**WORK TO COMPLETE**
Reproduce the data word for word, from its first line through the line holding "entry-title: Pinch Point", both included.

Stored items
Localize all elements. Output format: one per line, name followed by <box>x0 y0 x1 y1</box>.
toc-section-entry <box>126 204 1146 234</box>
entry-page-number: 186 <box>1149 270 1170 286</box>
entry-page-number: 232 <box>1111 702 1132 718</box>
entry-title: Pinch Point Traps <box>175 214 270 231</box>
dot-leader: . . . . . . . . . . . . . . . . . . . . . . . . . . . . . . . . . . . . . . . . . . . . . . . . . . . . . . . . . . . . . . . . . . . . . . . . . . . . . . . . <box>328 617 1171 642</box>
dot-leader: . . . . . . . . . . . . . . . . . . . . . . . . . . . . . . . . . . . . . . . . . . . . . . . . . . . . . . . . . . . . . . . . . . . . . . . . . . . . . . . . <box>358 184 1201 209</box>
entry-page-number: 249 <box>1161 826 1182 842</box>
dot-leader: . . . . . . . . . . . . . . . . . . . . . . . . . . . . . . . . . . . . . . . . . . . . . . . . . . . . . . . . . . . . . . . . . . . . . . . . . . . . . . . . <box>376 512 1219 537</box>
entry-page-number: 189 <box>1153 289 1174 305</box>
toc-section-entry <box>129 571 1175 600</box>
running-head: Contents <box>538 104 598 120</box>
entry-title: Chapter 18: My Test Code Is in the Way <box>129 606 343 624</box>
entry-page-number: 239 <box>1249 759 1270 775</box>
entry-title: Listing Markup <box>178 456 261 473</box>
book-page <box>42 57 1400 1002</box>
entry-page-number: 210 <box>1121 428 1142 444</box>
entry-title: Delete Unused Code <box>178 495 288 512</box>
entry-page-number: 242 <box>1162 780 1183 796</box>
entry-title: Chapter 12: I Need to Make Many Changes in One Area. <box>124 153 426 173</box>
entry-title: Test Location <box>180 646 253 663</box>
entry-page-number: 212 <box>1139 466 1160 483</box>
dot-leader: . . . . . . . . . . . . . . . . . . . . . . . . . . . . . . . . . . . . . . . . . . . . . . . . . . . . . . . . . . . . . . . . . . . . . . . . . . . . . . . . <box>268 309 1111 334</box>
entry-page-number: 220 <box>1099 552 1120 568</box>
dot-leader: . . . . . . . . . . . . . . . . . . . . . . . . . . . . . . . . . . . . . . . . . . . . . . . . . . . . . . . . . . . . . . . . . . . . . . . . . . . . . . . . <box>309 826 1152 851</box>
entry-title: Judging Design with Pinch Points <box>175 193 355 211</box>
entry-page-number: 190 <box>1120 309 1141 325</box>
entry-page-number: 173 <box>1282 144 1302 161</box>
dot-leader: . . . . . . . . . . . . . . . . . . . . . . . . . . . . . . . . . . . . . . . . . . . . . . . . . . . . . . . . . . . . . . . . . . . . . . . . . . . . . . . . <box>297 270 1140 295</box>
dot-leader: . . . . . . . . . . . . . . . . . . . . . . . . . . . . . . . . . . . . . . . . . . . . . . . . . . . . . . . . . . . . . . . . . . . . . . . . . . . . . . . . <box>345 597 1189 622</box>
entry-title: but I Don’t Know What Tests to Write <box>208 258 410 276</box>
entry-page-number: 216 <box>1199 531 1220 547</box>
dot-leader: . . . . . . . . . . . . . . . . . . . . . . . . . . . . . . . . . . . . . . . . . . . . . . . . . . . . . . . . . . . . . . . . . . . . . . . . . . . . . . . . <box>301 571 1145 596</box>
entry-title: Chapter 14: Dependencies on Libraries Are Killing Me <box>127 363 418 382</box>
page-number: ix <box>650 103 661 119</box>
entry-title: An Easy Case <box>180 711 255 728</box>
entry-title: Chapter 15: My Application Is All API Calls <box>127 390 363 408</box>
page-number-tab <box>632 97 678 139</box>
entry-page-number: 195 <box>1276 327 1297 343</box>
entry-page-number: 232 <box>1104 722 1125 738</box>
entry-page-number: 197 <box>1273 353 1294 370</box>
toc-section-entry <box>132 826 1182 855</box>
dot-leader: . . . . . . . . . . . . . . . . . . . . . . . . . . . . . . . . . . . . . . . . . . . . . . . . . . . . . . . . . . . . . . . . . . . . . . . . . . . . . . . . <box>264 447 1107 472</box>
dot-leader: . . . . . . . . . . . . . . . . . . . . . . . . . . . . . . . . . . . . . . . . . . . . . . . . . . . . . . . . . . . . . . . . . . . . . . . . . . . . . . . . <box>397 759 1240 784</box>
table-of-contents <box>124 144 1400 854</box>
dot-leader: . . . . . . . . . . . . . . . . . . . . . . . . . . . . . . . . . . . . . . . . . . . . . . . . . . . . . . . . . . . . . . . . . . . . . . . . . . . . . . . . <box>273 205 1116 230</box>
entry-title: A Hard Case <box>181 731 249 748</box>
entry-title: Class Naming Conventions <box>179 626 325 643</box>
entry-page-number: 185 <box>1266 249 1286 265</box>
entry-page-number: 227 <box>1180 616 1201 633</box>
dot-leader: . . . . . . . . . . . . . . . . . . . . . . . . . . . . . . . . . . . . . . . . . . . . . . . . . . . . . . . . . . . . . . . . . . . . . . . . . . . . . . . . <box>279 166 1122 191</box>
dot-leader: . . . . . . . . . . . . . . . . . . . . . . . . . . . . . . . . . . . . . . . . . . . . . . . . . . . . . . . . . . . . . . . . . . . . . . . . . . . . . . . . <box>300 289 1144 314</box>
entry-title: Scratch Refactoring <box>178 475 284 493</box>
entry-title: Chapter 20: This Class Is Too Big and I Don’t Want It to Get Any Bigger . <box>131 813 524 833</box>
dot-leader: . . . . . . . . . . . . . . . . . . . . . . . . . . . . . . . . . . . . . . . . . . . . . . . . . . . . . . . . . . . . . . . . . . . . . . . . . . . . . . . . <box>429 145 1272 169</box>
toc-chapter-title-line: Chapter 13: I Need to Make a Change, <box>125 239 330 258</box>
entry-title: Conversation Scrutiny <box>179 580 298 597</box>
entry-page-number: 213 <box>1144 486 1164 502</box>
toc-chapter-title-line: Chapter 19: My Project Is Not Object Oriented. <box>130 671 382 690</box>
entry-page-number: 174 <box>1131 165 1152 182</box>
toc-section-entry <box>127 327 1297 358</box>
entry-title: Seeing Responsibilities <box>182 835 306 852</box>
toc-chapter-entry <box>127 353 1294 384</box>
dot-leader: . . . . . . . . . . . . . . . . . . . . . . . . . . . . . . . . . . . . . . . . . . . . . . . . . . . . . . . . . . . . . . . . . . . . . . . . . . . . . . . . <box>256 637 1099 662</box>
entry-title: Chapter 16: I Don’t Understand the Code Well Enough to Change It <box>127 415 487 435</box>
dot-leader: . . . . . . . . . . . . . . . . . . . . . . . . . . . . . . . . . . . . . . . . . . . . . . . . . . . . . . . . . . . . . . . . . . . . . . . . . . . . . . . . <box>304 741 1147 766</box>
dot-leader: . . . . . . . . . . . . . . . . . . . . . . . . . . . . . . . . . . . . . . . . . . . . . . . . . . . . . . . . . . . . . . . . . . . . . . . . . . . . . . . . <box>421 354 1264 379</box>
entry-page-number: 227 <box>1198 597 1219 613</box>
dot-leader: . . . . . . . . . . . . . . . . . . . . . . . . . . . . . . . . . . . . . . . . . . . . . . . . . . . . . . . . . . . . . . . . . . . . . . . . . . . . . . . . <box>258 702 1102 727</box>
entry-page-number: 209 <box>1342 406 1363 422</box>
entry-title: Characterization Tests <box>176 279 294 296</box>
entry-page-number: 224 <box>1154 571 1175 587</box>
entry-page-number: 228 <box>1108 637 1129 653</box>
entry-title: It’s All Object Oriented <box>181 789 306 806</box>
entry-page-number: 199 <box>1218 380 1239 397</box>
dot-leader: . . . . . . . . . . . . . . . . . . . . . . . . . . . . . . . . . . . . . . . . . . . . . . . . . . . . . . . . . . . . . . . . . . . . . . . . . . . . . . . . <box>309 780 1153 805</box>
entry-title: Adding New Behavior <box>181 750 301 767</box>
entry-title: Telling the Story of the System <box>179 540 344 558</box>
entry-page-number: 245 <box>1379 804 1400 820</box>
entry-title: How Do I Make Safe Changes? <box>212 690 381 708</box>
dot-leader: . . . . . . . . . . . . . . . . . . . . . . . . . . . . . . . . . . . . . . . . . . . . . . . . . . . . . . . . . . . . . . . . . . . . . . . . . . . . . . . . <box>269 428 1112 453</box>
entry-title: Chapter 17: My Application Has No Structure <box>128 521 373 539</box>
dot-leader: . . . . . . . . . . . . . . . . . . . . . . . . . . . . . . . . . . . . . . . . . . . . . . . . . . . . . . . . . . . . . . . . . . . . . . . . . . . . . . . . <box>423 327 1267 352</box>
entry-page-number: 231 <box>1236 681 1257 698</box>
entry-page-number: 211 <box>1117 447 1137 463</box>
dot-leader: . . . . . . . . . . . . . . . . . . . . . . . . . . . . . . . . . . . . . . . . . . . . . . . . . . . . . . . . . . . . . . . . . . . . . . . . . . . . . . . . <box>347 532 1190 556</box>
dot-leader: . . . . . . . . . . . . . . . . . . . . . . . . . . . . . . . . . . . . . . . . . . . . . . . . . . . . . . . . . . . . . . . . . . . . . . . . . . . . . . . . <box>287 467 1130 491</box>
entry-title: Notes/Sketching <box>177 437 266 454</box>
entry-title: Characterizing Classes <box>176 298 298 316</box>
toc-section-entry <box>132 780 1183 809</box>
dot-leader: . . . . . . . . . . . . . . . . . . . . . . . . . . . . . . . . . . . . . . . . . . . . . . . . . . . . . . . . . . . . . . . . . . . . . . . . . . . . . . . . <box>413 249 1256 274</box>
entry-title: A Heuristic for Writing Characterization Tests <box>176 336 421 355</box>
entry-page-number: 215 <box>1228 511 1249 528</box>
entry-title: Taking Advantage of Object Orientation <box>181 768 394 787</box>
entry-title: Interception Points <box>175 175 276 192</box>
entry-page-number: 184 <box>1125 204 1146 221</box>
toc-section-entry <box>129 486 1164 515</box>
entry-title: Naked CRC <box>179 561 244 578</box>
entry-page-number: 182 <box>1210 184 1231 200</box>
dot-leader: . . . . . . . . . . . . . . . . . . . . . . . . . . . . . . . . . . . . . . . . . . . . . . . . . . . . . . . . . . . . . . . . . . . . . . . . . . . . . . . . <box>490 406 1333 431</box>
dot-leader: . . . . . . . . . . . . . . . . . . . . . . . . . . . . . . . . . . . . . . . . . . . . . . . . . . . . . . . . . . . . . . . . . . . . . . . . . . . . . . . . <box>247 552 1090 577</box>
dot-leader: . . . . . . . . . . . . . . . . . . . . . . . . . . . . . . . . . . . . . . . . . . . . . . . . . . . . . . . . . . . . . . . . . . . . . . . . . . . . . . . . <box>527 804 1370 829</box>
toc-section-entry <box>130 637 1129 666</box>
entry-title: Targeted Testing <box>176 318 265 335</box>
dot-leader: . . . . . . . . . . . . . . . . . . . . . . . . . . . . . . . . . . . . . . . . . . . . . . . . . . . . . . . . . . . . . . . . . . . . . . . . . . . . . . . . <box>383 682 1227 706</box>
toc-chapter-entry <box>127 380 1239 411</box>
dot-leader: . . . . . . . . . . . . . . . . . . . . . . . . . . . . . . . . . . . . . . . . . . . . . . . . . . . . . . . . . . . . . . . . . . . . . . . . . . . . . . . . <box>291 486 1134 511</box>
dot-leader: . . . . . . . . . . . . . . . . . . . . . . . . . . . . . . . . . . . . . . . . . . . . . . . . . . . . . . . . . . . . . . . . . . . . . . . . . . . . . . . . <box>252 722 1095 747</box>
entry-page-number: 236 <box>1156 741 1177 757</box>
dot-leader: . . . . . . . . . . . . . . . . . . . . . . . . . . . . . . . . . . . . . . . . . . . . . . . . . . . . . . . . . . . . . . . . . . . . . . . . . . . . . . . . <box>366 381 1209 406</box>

**ANSWER TO THIS EXERCISE**
Localize all elements. Output format: one per line, name followed by <box>x0 y0 x1 y1</box>.
toc-section-entry <box>126 204 1146 234</box>
entry-page-number: 186 <box>1149 270 1170 286</box>
entry-page-number: 232 <box>1111 702 1132 718</box>
entry-title: Pinch Point Traps <box>175 214 270 231</box>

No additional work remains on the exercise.